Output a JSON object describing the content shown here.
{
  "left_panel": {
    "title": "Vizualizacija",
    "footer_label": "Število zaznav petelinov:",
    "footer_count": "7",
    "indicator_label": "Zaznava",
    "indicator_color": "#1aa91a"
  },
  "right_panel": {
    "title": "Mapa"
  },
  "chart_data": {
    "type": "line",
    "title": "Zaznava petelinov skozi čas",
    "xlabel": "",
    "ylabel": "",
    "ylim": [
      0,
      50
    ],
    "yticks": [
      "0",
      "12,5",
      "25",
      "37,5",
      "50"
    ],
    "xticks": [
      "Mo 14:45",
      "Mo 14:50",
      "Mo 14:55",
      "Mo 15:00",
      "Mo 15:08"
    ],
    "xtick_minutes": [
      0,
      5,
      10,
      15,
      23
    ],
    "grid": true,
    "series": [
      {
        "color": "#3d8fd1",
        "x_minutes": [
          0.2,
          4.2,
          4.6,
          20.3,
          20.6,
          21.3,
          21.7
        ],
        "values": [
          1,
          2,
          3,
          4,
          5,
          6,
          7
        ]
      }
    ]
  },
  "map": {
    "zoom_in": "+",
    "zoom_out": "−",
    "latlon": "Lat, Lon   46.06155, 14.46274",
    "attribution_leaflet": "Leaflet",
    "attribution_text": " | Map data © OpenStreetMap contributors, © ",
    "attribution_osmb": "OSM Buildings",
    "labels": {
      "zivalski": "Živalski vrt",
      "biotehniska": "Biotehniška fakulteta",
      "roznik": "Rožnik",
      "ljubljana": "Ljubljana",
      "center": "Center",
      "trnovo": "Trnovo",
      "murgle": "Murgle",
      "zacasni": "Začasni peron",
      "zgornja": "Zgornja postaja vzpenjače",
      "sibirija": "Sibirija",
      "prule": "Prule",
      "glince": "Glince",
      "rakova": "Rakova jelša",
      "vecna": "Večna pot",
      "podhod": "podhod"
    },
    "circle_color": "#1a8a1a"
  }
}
------------------------------------------------------------
Find the lines containing "title" and pull them out.

Worked solution:
    "title": "Vizualizacija",
    "title": "Mapa"
    "title": "Zaznava petelinov skozi čas",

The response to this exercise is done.